▸ Goal
Extract all data as written.

-- start of Data in this exercise --

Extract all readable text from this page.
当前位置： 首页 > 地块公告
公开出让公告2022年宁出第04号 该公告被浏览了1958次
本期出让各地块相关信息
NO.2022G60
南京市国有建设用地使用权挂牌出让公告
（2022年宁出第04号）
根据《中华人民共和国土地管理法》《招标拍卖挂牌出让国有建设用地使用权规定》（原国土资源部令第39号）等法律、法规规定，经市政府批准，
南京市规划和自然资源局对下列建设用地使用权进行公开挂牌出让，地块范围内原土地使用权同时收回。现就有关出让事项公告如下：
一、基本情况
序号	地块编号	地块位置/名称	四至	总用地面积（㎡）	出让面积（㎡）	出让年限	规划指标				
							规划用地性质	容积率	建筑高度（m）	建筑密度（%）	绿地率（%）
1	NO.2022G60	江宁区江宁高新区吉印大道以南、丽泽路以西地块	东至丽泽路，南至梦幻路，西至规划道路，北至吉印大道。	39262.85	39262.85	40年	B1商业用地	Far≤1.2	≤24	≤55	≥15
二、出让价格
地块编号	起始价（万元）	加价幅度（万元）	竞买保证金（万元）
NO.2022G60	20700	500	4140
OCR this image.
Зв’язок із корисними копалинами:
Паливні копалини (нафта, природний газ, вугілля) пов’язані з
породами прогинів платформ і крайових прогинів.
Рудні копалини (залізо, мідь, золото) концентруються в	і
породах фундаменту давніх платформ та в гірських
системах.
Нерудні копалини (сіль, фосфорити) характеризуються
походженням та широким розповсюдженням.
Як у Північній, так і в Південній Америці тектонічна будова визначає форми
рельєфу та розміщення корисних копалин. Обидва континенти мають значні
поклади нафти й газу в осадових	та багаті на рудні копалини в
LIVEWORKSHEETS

-- end of Data in this exercise --

▸ Expected output
Extract all readable text from this page.
当前位置： 首页 > 地块公告
公开出让公告2022年宁出第04号 该公告被浏览了1958次
本期出让各地块相关信息
NO.2022G60
南京市国有建设用地使用权挂牌出让公告
（2022年宁出第04号）
根据《中华人民共和国土地管理法》《招标拍卖挂牌出让国有建设用地使用权规定》（原国土资源部令第39号）等法律、法规规定，经市政府批准，
南京市规划和自然资源局对下列建设用地使用权进行公开挂牌出让，地块范围内原土地使用权同时收回。现就有关出让事项公告如下：
一、基本情况
序号	地块编号	地块位置/名称	四至	总用地面积（㎡）	出让面积（㎡）	出让年限	规划指标				
							规划用地性质	容积率	建筑高度（m）	建筑密度（%）	绿地率（%）
1	NO.2022G60	江宁区江宁高新区吉印大道以南、丽泽路以西地块	东至丽泽路，南至梦幻路，西至规划道路，北至吉印大道。	39262.85	39262.85	40年	B1商业用地	Far≤1.2	≤24	≤55	≥15
二、出让价格
地块编号	起始价（万元）	加价幅度（万元）	竞买保证金（万元）
NO.2022G60	20700	500	4140
OCR this image.
Зв’язок із корисними копалинами:
Паливні копалини (нафта, природний газ, вугілля) пов’язані з
породами прогинів платформ і крайових прогинів.
Рудні копалини (залізо, мідь, золото) концентруються в	і
породах фундаменту давніх платформ та в гірських
системах.
Нерудні копалини (сіль, фосфорити) характеризуються
походженням та широким розповсюдженням.
Як у Північній, так і в Південній Америці тектонічна будова визначає форми
рельєфу та розміщення корисних копалин. Обидва континенти мають значні
поклади нафти й газу в осадових	та багаті на рудні копалини в
LIVEWORKSHEETS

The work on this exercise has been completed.